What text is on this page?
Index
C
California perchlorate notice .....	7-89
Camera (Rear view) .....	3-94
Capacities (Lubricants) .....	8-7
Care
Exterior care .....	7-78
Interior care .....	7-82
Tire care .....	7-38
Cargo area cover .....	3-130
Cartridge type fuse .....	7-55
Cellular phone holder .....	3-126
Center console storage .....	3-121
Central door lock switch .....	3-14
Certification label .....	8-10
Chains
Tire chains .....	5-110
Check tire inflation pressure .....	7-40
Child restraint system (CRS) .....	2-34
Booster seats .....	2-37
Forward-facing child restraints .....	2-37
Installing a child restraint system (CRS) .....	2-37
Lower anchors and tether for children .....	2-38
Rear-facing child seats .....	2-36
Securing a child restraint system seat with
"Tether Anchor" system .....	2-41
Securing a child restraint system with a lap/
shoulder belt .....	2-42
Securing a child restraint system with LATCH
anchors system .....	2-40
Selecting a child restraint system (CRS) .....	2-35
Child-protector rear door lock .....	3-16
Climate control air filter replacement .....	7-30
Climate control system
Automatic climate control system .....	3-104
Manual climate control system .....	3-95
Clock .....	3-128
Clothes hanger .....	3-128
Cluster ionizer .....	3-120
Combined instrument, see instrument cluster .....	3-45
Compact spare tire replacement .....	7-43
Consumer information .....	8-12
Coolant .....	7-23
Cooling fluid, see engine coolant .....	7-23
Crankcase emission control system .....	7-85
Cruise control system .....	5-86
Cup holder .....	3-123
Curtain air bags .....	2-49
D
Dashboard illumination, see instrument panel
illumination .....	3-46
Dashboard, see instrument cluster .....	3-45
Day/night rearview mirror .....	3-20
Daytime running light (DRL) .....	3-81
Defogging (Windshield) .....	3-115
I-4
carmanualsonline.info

------------

▶ [REQUIREMENTS]
Exactly reproduce all of the entries.

▶ [WORKED ANSWER]
What text is on this page?
Index
C
California perchlorate notice .....	7-89
Camera (Rear view) .....	3-94
Capacities (Lubricants) .....	8-7
Care
Exterior care .....	7-78
Interior care .....	7-82
Tire care .....	7-38
Cargo area cover .....	3-130
Cartridge type fuse .....	7-55
Cellular phone holder .....	3-126
Center console storage .....	3-121
Central door lock switch .....	3-14
Certification label .....	8-10
Chains
Tire chains .....	5-110
Check tire inflation pressure .....	7-40
Child restraint system (CRS) .....	2-34
Booster seats .....	2-37
Forward-facing child restraints .....	2-37
Installing a child restraint system (CRS) .....	2-37
Lower anchors and tether for children .....	2-38
Rear-facing child seats .....	2-36
Securing a child restraint system seat with
"Tether Anchor" system .....	2-41
Securing a child restraint system with a lap/
shoulder belt .....	2-42
Securing a child restraint system with LATCH
anchors system .....	2-40
Selecting a child restraint system (CRS) .....	2-35
Child-protector rear door lock .....	3-16
Climate control air filter replacement .....	7-30
Climate control system
Automatic climate control system .....	3-104
Manual climate control system .....	3-95
Clock .....	3-128
Clothes hanger .....	3-128
Cluster ionizer .....	3-120
Combined instrument, see instrument cluster .....	3-45
Compact spare tire replacement .....	7-43
Consumer information .....	8-12
Coolant .....	7-23
Cooling fluid, see engine coolant .....	7-23
Crankcase emission control system .....	7-85
Cruise control system .....	5-86
Cup holder .....	3-123
Curtain air bags .....	2-49
D
Dashboard illumination, see instrument panel
illumination .....	3-46
Dashboard, see instrument cluster .....	3-45
Day/night rearview mirror .....	3-20
Daytime running light (DRL) .....	3-81
Defogging (Windshield) .....	3-115
I-4
carmanualsonline.info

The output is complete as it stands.